Requirements:
Return each line of the data below unchanged, keeping every character and the original order.

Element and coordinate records
****************************************

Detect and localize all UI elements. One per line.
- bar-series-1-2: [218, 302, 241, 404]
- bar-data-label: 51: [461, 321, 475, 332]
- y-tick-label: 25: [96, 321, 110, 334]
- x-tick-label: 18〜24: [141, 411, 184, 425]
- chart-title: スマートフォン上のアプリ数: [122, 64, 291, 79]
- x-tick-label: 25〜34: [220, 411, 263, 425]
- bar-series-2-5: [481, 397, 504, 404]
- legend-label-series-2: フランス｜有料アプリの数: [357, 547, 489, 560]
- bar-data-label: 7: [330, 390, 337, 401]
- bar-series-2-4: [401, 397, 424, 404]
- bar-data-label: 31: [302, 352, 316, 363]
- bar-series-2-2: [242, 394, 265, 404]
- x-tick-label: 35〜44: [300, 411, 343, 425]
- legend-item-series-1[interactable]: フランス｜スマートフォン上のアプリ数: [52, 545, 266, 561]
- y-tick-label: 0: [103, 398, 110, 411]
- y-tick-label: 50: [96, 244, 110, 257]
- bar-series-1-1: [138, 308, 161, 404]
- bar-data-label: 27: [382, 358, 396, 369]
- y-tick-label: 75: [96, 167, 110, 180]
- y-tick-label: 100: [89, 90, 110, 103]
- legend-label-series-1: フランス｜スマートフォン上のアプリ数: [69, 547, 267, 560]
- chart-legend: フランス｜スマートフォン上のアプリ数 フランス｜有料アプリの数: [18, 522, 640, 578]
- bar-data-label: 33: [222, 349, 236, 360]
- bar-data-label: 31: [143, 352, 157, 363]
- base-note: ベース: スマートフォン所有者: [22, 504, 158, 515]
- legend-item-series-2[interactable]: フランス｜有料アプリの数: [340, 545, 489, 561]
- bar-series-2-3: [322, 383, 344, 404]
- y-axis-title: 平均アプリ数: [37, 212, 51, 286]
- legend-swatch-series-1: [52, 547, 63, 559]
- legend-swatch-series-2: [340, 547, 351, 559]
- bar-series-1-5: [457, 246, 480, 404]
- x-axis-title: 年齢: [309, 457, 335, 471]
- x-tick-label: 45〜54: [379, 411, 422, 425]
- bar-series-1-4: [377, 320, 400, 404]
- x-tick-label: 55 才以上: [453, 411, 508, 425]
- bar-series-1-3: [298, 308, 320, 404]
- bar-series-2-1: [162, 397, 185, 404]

****************************************

Answer in full:
Detect and localize all UI elements. One per line.
- bar-series-1-2: [218, 302, 241, 404]
- bar-data-label: 51: [461, 321, 475, 332]
- y-tick-label: 25: [96, 321, 110, 334]
- x-tick-label: 18〜24: [141, 411, 184, 425]
- chart-title: スマートフォン上のアプリ数: [122, 64, 291, 79]
- x-tick-label: 25〜34: [220, 411, 263, 425]
- bar-series-2-5: [481, 397, 504, 404]
- legend-label-series-2: フランス｜有料アプリの数: [357, 547, 489, 560]
- bar-data-label: 7: [330, 390, 337, 401]
- bar-series-2-4: [401, 397, 424, 404]
- bar-data-label: 31: [302, 352, 316, 363]
- bar-series-2-2: [242, 394, 265, 404]
- x-tick-label: 35〜44: [300, 411, 343, 425]
- legend-item-series-1[interactable]: フランス｜スマートフォン上のアプリ数: [52, 545, 266, 561]
- y-tick-label: 0: [103, 398, 110, 411]
- y-tick-label: 50: [96, 244, 110, 257]
- bar-series-1-1: [138, 308, 161, 404]
- bar-data-label: 27: [382, 358, 396, 369]
- y-tick-label: 75: [96, 167, 110, 180]
- y-tick-label: 100: [89, 90, 110, 103]
- legend-label-series-1: フランス｜スマートフォン上のアプリ数: [69, 547, 267, 560]
- chart-legend: フランス｜スマートフォン上のアプリ数 フランス｜有料アプリの数: [18, 522, 640, 578]
- bar-data-label: 33: [222, 349, 236, 360]
- bar-data-label: 31: [143, 352, 157, 363]
- base-note: ベース: スマートフォン所有者: [22, 504, 158, 515]
- legend-item-series-2[interactable]: フランス｜有料アプリの数: [340, 545, 489, 561]
- bar-series-2-3: [322, 383, 344, 404]
- y-axis-title: 平均アプリ数: [37, 212, 51, 286]
- legend-swatch-series-1: [52, 547, 63, 559]
- legend-swatch-series-2: [340, 547, 351, 559]
- bar-series-1-5: [457, 246, 480, 404]
- x-axis-title: 年齢: [309, 457, 335, 471]
- x-tick-label: 45〜54: [379, 411, 422, 425]
- bar-series-1-4: [377, 320, 400, 404]
- x-tick-label: 55 才以上: [453, 411, 508, 425]
- bar-series-1-3: [298, 308, 320, 404]
- bar-series-2-1: [162, 397, 185, 404]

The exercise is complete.